What the task asks.
Repeat each line word for word.

Available records.

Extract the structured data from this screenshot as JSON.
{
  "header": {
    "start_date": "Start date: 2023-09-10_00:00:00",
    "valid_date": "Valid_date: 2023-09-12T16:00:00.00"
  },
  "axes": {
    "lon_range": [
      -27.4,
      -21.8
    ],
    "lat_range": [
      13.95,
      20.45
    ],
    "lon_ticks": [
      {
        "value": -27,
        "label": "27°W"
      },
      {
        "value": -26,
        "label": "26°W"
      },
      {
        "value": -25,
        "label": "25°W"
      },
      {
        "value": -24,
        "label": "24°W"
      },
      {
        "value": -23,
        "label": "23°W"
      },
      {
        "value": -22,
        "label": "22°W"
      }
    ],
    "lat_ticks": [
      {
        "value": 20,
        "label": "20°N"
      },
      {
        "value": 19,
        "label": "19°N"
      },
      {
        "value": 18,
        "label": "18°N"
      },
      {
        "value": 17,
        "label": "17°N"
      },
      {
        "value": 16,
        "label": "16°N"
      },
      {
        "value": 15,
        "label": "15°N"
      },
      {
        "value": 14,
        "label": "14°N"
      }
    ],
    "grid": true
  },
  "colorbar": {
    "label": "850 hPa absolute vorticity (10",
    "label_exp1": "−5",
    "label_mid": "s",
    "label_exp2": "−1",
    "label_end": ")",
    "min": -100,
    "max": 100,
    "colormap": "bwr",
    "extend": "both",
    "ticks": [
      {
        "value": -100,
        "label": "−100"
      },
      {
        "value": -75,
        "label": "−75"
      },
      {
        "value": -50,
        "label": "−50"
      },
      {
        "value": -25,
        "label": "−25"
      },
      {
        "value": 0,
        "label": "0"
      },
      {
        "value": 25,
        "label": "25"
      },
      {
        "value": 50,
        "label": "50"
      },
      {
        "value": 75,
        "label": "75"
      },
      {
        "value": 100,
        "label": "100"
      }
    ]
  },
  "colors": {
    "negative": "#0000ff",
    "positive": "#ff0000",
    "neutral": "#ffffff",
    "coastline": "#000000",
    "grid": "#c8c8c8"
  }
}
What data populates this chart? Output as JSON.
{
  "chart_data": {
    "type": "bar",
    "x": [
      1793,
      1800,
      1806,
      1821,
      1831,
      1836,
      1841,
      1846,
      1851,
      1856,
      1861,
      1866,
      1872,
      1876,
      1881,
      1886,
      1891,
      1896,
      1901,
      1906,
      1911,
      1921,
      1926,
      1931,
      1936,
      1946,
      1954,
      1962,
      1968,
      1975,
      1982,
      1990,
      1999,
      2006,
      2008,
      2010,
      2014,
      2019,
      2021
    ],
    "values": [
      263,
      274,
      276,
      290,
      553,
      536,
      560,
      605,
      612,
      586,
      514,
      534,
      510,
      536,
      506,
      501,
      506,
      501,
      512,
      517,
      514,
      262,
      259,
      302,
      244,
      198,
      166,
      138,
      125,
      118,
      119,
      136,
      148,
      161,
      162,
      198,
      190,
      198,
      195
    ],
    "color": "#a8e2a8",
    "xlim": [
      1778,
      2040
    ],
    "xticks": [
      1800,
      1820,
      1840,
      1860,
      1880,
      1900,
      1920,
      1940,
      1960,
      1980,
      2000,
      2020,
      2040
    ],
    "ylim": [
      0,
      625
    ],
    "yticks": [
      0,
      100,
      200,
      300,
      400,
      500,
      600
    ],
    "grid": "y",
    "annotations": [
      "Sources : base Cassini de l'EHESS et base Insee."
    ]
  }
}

Result of this task.
Extract the structured data from this screenshot as JSON.
{
  "header": {
    "start_date": "Start date: 2023-09-10_00:00:00",
    "valid_date": "Valid_date: 2023-09-12T16:00:00.00"
  },
  "axes": {
    "lon_range": [
      -27.4,
      -21.8
    ],
    "lat_range": [
      13.95,
      20.45
    ],
    "lon_ticks": [
      {
        "value": -27,
        "label": "27°W"
      },
      {
        "value": -26,
        "label": "26°W"
      },
      {
        "value": -25,
        "label": "25°W"
      },
      {
        "value": -24,
        "label": "24°W"
      },
      {
        "value": -23,
        "label": "23°W"
      },
      {
        "value": -22,
        "label": "22°W"
      }
    ],
    "lat_ticks": [
      {
        "value": 20,
        "label": "20°N"
      },
      {
        "value": 19,
        "label": "19°N"
      },
      {
        "value": 18,
        "label": "18°N"
      },
      {
        "value": 17,
        "label": "17°N"
      },
      {
        "value": 16,
        "label": "16°N"
      },
      {
        "value": 15,
        "label": "15°N"
      },
      {
        "value": 14,
        "label": "14°N"
      }
    ],
    "grid": true
  },
  "colorbar": {
    "label": "850 hPa absolute vorticity (10",
    "label_exp1": "−5",
    "label_mid": "s",
    "label_exp2": "−1",
    "label_end": ")",
    "min": -100,
    "max": 100,
    "colormap": "bwr",
    "extend": "both",
    "ticks": [
      {
        "value": -100,
        "label": "−100"
      },
      {
        "value": -75,
        "label": "−75"
      },
      {
        "value": -50,
        "label": "−50"
      },
      {
        "value": -25,
        "label": "−25"
      },
      {
        "value": 0,
        "label": "0"
      },
      {
        "value": 25,
        "label": "25"
      },
      {
        "value": 50,
        "label": "50"
      },
      {
        "value": 75,
        "label": "75"
      },
      {
        "value": 100,
        "label": "100"
      }
    ]
  },
  "colors": {
    "negative": "#0000ff",
    "positive": "#ff0000",
    "neutral": "#ffffff",
    "coastline": "#000000",
    "grid": "#c8c8c8"
  }
}
What data populates this chart? Output as JSON.
{
  "chart_data": {
    "type": "bar",
    "x": [
      1793,
      1800,
      1806,
      1821,
      1831,
      1836,
      1841,
      1846,
      1851,
      1856,
      1861,
      1866,
      1872,
      1876,
      1881,
      1886,
      1891,
      1896,
      1901,
      1906,
      1911,
      1921,
      1926,
      1931,
      1936,
      1946,
      1954,
      1962,
      1968,
      1975,
      1982,
      1990,
      1999,
      2006,
      2008,
      2010,
      2014,
      2019,
      2021
    ],
    "values": [
      263,
      274,
      276,
      290,
      553,
      536,
      560,
      605,
      612,
      586,
      514,
      534,
      510,
      536,
      506,
      501,
      506,
      501,
      512,
      517,
      514,
      262,
      259,
      302,
      244,
      198,
      166,
      138,
      125,
      118,
      119,
      136,
      148,
      161,
      162,
      198,
      190,
      198,
      195
    ],
    "color": "#a8e2a8",
    "xlim": [
      1778,
      2040
    ],
    "xticks": [
      1800,
      1820,
      1840,
      1860,
      1880,
      1900,
      1920,
      1940,
      1960,
      1980,
      2000,
      2020,
      2040
    ],
    "ylim": [
      0,
      625
    ],
    "yticks": [
      0,
      100,
      200,
      300,
      400,
      500,
      600
    ],
    "grid": "y",
    "annotations": [
      "Sources : base Cassini de l'EHESS et base Insee."
    ]
  }
}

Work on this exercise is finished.